§ **Written instruction**
Begin at the first line and stop after the line that contains "callout-17-bottom: 17: [315, 961, 329, 975]". Give those lines again with "PIPING" replaced by "TUBING" and nothing else changed.

§ **Supplied material**

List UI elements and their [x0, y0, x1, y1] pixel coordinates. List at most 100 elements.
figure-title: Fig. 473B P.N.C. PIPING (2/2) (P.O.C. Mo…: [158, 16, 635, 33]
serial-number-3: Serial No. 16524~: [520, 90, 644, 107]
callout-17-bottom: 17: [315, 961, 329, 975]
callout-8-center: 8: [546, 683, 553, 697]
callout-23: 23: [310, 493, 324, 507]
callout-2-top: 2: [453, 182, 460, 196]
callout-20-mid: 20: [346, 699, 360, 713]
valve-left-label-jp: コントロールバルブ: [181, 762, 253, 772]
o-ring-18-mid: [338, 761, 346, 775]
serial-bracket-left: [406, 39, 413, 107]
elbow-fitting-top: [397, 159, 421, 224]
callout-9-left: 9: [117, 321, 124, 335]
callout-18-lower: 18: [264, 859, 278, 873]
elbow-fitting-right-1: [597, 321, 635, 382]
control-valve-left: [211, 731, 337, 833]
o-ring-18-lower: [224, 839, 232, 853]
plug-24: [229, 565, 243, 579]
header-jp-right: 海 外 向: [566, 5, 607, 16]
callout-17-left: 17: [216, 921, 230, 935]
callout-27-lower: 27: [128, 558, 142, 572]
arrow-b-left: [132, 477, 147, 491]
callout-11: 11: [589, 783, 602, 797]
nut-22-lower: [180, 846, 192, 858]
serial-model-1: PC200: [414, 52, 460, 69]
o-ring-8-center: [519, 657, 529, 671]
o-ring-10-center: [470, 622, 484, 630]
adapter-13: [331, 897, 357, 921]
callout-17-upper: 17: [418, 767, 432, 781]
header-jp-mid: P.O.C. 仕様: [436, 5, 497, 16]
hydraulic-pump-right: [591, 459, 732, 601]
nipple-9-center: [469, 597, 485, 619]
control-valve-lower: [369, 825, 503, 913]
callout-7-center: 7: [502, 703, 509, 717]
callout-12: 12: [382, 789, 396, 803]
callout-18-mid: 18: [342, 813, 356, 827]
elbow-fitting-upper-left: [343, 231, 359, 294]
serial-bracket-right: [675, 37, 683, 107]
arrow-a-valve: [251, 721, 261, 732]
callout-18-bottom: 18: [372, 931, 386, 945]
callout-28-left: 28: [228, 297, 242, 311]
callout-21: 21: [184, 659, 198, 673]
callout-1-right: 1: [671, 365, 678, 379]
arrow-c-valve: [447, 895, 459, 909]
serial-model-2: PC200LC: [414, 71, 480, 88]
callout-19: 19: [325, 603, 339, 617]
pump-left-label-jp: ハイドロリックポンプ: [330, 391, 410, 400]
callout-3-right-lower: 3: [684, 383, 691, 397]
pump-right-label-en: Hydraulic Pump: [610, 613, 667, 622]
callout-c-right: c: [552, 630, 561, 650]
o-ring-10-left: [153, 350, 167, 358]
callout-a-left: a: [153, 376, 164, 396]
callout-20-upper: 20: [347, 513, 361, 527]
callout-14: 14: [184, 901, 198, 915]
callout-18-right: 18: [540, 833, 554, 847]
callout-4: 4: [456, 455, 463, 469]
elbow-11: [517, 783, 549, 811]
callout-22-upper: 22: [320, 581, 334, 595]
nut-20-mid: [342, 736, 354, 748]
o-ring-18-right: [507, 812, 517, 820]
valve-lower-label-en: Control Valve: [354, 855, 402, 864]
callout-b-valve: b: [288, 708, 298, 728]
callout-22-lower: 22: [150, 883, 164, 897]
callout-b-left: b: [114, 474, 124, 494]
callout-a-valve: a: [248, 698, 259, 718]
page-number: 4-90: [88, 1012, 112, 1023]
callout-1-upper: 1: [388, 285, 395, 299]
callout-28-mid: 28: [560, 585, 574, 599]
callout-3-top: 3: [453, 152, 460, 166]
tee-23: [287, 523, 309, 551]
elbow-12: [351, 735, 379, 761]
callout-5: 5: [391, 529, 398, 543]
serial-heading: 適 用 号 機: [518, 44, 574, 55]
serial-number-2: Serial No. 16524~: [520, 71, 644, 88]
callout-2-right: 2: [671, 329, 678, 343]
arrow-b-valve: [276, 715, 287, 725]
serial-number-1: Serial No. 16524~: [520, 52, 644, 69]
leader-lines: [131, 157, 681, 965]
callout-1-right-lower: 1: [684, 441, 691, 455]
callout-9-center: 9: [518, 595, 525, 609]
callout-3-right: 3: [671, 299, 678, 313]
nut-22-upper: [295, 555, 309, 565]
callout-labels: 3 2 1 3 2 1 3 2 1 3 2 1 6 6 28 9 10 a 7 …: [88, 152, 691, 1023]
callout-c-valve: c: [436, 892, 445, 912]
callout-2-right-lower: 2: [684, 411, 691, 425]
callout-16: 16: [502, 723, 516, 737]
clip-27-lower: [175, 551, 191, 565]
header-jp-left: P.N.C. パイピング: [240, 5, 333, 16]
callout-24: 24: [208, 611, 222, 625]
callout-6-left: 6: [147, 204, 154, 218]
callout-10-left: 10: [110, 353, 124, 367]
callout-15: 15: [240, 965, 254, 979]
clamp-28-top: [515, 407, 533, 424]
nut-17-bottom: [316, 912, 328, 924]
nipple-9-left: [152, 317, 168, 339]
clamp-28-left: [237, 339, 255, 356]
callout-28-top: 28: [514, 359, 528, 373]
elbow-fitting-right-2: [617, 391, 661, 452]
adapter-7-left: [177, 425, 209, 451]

§ **Task response**
List UI elements and their [x0, y0, x1, y1] pixel coordinates. List at most 100 elements.
figure-title: Fig. 473B P.N.C. TUBING (2/2) (P.O.C. Mo…: [158, 16, 635, 33]
serial-number-3: Serial No. 16524~: [520, 90, 644, 107]
callout-17-bottom: 17: [315, 961, 329, 975]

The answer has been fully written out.